╭─ STORED ROWS

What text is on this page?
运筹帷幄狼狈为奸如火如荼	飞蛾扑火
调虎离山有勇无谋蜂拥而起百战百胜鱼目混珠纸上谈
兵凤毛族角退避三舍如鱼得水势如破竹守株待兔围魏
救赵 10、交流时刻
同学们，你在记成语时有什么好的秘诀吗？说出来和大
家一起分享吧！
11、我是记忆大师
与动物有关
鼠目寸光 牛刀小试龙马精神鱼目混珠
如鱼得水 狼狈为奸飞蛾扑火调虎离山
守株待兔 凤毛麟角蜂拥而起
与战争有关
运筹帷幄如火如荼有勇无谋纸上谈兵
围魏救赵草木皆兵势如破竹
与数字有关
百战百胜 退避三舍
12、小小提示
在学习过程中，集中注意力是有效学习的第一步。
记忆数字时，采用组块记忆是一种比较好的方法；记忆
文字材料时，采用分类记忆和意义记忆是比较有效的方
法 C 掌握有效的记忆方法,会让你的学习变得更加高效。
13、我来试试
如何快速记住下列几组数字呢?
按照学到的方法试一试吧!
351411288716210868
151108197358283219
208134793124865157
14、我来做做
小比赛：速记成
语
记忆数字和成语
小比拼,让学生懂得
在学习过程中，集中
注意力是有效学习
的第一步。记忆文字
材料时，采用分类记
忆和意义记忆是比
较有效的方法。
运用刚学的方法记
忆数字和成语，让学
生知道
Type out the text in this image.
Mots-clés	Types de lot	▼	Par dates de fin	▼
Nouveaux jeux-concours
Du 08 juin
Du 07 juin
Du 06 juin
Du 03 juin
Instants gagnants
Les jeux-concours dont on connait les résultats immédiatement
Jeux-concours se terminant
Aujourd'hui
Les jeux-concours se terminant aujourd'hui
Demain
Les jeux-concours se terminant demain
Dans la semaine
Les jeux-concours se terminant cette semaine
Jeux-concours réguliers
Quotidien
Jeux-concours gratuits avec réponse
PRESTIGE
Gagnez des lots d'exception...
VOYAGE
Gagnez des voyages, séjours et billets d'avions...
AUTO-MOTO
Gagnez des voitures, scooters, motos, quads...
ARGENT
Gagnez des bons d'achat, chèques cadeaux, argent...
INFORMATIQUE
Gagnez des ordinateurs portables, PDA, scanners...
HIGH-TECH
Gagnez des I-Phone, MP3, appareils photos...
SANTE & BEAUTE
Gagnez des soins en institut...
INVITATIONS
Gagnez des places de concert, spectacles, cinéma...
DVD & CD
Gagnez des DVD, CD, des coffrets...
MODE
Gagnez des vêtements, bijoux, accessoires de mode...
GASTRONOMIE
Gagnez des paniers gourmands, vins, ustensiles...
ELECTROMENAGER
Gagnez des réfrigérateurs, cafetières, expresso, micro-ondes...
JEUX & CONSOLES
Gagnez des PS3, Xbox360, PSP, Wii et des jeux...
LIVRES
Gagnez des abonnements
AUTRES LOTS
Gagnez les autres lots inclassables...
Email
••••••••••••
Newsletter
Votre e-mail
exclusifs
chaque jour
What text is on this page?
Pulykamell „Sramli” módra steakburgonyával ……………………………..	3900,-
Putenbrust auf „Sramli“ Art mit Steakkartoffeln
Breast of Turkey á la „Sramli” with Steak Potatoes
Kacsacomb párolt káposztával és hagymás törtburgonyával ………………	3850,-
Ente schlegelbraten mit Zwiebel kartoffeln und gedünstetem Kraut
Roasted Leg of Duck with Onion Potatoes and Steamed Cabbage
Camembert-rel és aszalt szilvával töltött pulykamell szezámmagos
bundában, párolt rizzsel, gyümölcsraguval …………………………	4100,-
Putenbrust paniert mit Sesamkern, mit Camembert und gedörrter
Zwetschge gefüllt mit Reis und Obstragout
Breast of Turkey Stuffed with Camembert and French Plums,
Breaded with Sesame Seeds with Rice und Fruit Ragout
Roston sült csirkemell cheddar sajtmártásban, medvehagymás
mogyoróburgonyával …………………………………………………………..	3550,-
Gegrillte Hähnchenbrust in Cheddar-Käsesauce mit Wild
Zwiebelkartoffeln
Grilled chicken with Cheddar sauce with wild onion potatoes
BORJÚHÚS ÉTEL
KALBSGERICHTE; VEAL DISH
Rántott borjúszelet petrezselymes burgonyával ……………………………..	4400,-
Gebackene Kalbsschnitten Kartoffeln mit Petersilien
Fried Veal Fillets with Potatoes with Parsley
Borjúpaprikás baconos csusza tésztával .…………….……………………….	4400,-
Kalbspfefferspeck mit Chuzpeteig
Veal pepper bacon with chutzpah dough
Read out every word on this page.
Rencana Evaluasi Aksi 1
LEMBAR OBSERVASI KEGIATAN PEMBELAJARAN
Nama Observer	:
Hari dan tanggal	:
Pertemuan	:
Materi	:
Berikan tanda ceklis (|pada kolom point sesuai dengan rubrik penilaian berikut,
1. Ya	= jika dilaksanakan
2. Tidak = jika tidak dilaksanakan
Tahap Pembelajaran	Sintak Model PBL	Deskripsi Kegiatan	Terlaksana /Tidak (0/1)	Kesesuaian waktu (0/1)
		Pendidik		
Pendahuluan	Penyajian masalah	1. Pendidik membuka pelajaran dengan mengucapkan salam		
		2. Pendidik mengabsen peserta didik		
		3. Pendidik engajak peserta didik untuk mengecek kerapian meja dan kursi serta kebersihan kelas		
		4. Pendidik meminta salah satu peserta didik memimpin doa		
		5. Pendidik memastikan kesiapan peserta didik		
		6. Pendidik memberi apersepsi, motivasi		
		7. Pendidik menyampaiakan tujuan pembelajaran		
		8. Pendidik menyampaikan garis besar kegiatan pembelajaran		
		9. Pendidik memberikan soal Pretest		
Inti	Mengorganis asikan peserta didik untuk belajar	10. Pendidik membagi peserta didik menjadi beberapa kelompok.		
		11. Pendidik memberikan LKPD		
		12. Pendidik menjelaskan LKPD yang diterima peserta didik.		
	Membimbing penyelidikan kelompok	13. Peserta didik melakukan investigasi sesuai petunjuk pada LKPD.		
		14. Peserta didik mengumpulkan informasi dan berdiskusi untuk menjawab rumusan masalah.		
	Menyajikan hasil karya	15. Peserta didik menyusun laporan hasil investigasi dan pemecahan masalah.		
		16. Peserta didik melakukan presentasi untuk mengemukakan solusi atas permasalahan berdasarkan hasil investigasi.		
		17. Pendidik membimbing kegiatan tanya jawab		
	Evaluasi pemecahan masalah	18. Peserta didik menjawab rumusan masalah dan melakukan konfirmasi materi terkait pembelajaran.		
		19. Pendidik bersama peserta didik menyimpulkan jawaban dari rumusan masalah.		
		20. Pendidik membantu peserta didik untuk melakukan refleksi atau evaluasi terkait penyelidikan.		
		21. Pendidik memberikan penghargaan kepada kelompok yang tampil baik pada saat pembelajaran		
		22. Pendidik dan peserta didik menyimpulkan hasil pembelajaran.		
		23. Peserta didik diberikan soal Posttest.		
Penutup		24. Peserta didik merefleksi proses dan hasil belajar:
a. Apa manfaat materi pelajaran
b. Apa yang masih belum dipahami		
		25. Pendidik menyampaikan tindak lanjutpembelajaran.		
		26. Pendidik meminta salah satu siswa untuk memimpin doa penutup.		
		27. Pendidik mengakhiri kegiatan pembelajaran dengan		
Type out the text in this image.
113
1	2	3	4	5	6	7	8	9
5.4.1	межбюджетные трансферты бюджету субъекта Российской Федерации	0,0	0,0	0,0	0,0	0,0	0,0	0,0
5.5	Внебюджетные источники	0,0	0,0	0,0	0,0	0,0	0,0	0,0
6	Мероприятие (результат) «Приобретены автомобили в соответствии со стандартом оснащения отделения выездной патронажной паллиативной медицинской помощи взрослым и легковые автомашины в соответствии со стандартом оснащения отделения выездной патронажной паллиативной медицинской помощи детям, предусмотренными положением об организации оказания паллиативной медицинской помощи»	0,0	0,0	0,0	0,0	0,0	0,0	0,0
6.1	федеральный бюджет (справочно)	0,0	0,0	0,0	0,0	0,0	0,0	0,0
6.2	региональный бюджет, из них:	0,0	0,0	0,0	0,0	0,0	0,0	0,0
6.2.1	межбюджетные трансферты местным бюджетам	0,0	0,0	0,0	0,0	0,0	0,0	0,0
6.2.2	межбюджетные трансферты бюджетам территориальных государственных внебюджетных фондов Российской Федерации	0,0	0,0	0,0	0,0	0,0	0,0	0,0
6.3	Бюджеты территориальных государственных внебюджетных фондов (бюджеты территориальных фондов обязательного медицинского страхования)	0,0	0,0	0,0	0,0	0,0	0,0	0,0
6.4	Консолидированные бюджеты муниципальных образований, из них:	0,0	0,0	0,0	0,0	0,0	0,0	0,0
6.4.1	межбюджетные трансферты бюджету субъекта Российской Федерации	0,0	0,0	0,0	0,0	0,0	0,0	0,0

╰─

#### [SHORT TASK]
Pick out each line above that includes "terminant" and show it.

#### [WRITTEN ANSWER]
Jeux-concours se terminant
Les jeux-concours se terminant aujourd'hui
Les jeux-concours se terminant demain
Les jeux-concours se terminant cette semaine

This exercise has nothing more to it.